» **WHAT IS EXPECTED**
Search the listing below for the word "często" and copy each line that holds it.

» **THE INPUT**
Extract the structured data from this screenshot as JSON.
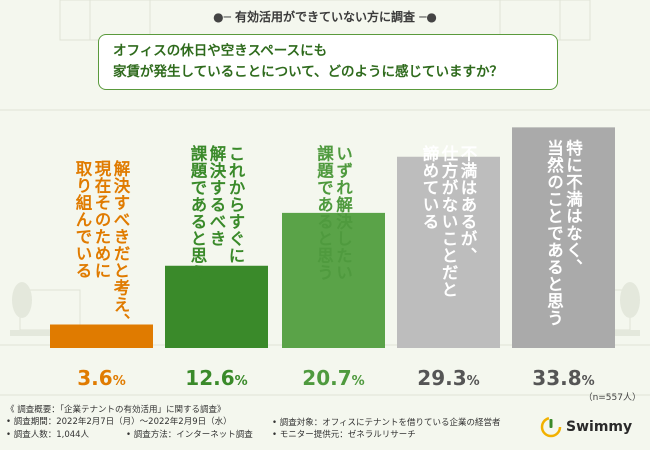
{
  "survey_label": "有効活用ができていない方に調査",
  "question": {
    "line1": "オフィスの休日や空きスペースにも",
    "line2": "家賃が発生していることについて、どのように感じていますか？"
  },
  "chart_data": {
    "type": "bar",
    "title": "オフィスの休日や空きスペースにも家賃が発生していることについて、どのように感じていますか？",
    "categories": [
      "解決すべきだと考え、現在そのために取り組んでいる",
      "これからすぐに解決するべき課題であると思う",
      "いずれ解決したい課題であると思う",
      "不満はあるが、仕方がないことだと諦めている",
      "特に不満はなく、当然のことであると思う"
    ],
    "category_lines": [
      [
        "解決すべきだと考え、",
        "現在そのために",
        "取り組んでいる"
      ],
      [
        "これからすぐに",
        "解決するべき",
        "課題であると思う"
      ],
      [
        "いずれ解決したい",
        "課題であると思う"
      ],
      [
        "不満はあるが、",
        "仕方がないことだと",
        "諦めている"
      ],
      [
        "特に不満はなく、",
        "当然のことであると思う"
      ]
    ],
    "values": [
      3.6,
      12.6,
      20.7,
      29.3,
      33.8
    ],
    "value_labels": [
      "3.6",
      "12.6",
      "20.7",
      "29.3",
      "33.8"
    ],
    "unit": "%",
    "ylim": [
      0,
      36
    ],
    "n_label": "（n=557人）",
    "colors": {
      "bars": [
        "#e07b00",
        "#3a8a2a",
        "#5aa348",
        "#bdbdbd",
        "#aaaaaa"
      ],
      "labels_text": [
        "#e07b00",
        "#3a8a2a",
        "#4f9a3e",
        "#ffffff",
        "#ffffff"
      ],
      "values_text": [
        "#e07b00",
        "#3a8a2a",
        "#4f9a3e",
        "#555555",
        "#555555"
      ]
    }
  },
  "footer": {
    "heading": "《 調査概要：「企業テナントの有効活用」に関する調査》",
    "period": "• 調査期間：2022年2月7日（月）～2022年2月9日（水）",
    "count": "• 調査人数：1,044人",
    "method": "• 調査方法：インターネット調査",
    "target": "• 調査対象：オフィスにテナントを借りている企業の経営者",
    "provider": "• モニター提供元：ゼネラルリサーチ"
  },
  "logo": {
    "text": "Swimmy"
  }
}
* * *
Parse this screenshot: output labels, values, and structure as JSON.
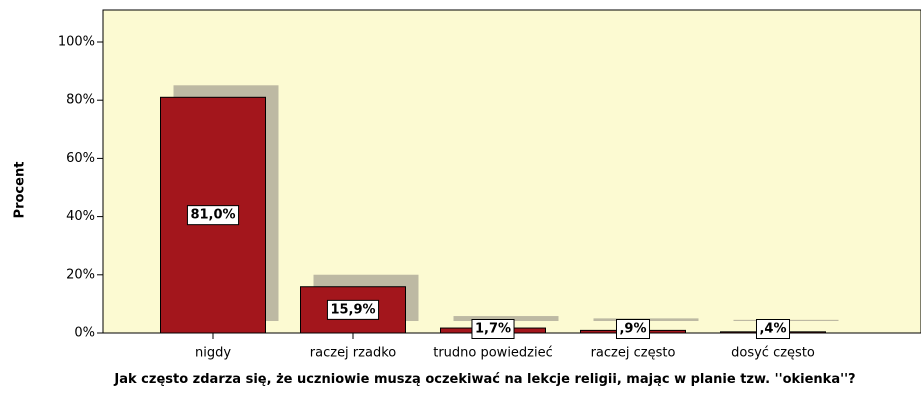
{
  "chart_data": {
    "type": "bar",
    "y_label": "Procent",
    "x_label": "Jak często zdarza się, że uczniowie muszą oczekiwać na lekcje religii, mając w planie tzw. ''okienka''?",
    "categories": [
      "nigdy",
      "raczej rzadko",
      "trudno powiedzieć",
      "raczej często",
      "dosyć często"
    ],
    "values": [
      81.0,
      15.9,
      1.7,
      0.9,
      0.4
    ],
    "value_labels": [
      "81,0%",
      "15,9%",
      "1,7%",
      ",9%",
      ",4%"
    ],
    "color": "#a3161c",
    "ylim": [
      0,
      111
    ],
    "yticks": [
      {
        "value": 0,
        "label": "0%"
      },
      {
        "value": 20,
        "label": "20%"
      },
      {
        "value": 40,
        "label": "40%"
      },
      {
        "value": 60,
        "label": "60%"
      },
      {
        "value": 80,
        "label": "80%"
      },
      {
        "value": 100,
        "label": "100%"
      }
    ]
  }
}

» **SOLUTION FOR THIS EXERCISE**
    "x_label": "Jak często zdarza się, że uczniowie muszą oczekiwać na lekcje religii, mając w planie tzw. ''okienka''?",
      "raczej często",
      "dosyć często"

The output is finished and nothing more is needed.